* [Objective]: Omit every image, and transcribe the remaining entries exactly as given.

* [Data to use]:
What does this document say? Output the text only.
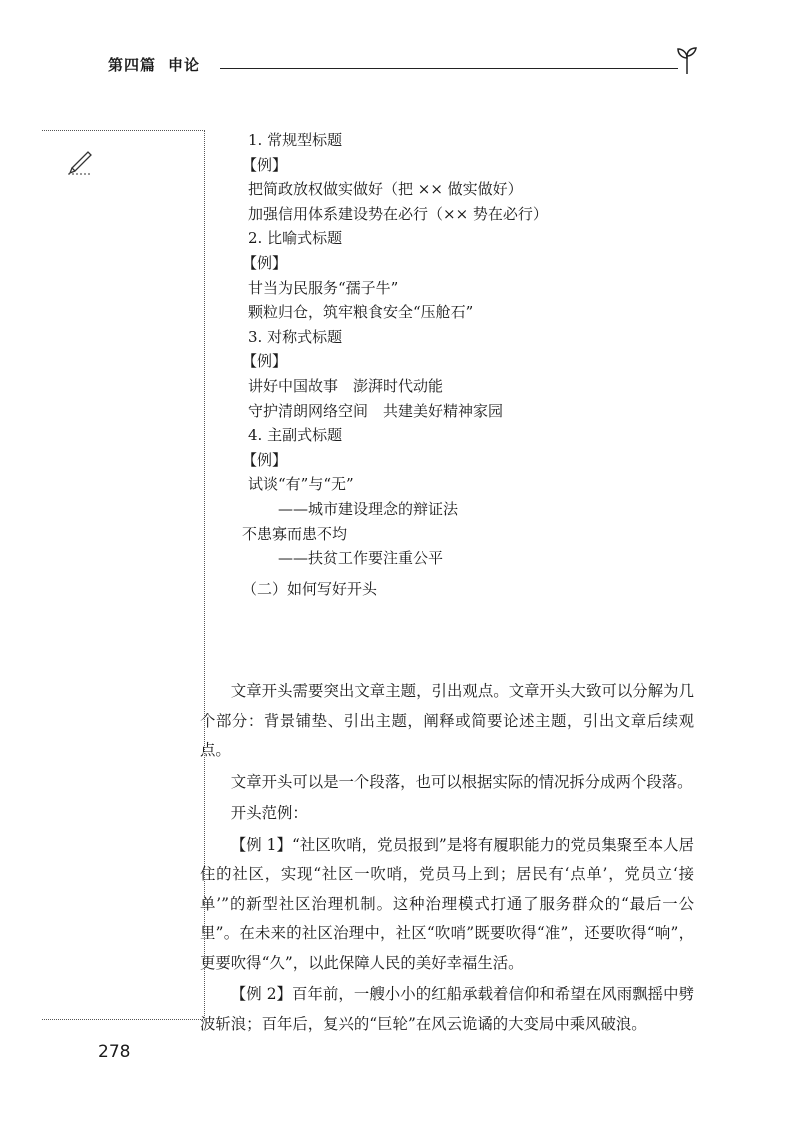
第四篇 申论
1. 常规型标题
【例】
把简政放权做实做好（把 ×× 做实做好）
加强信用体系建设势在必行（×× 势在必行）
2. 比喻式标题
【例】
甘当为民服务“孺子牛”
颗粒归仓，筑牢粮食安全“压舱石”
3. 对称式标题
【例】
讲好中国故事　澎湃时代动能
守护清朗网络空间　共建美好精神家园
4. 主副式标题
【例】
试谈“有”与“无”
——城市建设理念的辩证法
不患寡而患不均
——扶贫工作要注重公平
（二）如何写好开头

文章开头需要突出文章主题，引出观点。文章开头大致可以分解为几个部分：背景铺垫、引出主题，阐释或简要论述主题，引出文章后续观点。

文章开头可以是一个段落，也可以根据实际的情况拆分成两个段落。

开头范例：

【例 1】“社区吹哨，党员报到”是将有履职能力的党员集聚至本人居住的社区，实现“社区一吹哨，党员马上到；居民有‘点单’，党员立‘接单’”的新型社区治理机制。这种治理模式打通了服务群众的“最后一公里”。在未来的社区治理中，社区“吹哨”既要吹得“准”，还要吹得“响”，更要吹得“久”，以此保障人民的美好幸福生活。

【例 2】百年前，一艘小小的红船承载着信仰和希望在风雨飘摇中劈波斩浪；百年后，复兴的“巨轮”在风云诡谲的大变局中乘风破浪。

278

* [Answer below]:
What does this document say? Output the text only.
第四篇 申论
1. 常规型标题
【例】
把简政放权做实做好（把 ×× 做实做好）
加强信用体系建设势在必行（×× 势在必行）
2. 比喻式标题
【例】
甘当为民服务“孺子牛”
颗粒归仓，筑牢粮食安全“压舱石”
3. 对称式标题
【例】
讲好中国故事　澎湃时代动能
守护清朗网络空间　共建美好精神家园
4. 主副式标题
【例】
试谈“有”与“无”
——城市建设理念的辩证法
不患寡而患不均
——扶贫工作要注重公平
（二）如何写好开头

文章开头需要突出文章主题，引出观点。文章开头大致可以分解为几个部分：背景铺垫、引出主题，阐释或简要论述主题，引出文章后续观点。

文章开头可以是一个段落，也可以根据实际的情况拆分成两个段落。

开头范例：

【例 1】“社区吹哨，党员报到”是将有履职能力的党员集聚至本人居住的社区，实现“社区一吹哨，党员马上到；居民有‘点单’，党员立‘接单’”的新型社区治理机制。这种治理模式打通了服务群众的“最后一公里”。在未来的社区治理中，社区“吹哨”既要吹得“准”，还要吹得“响”，更要吹得“久”，以此保障人民的美好幸福生活。

【例 2】百年前，一艘小小的红船承载着信仰和希望在风雨飘摇中劈波斩浪；百年后，复兴的“巨轮”在风云诡谲的大变局中乘风破浪。

278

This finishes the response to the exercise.